# Start of MATERIAL PROVIDED

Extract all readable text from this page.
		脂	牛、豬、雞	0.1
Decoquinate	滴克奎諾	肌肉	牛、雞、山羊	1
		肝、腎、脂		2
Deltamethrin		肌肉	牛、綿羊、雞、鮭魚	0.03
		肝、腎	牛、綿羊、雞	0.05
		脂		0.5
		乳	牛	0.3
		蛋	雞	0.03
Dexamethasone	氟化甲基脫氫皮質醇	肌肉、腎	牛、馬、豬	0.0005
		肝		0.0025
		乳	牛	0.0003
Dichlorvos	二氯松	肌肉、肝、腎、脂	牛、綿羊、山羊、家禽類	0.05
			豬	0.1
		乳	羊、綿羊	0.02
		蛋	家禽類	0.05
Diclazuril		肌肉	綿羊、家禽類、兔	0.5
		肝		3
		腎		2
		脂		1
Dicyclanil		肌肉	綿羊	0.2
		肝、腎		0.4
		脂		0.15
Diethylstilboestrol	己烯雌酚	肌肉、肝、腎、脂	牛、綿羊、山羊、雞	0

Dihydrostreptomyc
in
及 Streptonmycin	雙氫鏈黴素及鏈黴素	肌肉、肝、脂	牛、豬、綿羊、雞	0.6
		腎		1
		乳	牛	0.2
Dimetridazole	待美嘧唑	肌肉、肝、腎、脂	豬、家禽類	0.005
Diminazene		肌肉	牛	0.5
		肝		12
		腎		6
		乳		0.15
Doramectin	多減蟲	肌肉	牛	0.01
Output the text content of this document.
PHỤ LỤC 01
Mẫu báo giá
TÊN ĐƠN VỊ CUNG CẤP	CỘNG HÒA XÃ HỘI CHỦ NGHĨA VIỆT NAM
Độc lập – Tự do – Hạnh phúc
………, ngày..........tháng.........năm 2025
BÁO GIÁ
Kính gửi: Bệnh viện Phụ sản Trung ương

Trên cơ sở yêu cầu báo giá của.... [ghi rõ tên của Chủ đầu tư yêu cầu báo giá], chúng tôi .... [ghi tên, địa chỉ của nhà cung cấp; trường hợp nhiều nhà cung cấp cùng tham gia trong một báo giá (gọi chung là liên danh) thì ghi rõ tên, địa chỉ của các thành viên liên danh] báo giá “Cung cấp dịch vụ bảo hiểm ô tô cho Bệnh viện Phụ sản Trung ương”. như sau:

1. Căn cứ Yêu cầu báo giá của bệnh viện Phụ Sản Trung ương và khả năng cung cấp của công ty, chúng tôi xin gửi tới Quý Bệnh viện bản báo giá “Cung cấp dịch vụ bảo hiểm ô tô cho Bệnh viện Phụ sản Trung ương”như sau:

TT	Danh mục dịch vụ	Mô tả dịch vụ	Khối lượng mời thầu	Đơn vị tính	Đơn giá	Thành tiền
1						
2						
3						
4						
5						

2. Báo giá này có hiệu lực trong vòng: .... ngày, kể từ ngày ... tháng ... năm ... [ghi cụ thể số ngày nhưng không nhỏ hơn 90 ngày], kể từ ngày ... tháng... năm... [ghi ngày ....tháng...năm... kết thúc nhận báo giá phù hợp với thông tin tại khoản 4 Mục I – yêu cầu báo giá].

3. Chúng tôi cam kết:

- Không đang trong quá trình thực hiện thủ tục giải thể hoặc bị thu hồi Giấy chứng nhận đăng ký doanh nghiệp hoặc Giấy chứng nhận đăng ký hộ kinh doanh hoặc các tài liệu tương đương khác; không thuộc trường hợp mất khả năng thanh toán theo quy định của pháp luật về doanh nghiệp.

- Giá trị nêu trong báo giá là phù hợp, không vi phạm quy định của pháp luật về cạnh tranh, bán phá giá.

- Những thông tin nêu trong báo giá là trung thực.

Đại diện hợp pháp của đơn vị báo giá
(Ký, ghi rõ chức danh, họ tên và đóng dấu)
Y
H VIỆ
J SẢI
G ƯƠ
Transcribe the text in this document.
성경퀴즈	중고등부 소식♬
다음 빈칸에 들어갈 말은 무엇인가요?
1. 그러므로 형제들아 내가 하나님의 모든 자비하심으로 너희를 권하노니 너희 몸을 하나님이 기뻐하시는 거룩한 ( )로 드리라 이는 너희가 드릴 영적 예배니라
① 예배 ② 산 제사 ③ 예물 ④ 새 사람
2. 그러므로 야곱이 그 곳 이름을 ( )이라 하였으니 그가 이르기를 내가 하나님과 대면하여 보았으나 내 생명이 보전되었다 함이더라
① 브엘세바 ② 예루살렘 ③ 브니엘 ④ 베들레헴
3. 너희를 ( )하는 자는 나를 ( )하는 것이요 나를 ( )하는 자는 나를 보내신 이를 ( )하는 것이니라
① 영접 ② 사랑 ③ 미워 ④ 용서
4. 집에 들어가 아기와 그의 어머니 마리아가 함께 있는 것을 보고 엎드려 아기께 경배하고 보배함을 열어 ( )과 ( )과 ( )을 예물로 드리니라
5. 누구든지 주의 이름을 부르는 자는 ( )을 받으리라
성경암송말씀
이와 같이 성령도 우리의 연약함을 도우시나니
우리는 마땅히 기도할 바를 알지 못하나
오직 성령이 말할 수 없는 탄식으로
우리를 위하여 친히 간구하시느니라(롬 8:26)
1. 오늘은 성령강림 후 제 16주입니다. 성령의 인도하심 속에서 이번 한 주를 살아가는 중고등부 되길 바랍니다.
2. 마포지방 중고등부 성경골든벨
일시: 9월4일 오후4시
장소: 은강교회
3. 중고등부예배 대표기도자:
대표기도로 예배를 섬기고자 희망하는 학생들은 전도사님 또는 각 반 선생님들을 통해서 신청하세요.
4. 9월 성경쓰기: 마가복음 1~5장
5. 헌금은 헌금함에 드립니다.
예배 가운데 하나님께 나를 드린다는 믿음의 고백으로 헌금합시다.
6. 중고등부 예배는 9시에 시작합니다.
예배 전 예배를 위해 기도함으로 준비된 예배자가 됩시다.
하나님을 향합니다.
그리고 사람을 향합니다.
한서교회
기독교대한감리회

# End of MATERIAL PROVIDED

* DIRECTIONS *
In the entries above, find the lines containing the word "thông" and say how many there are, with no other words.

* FULL RESPONSE *
2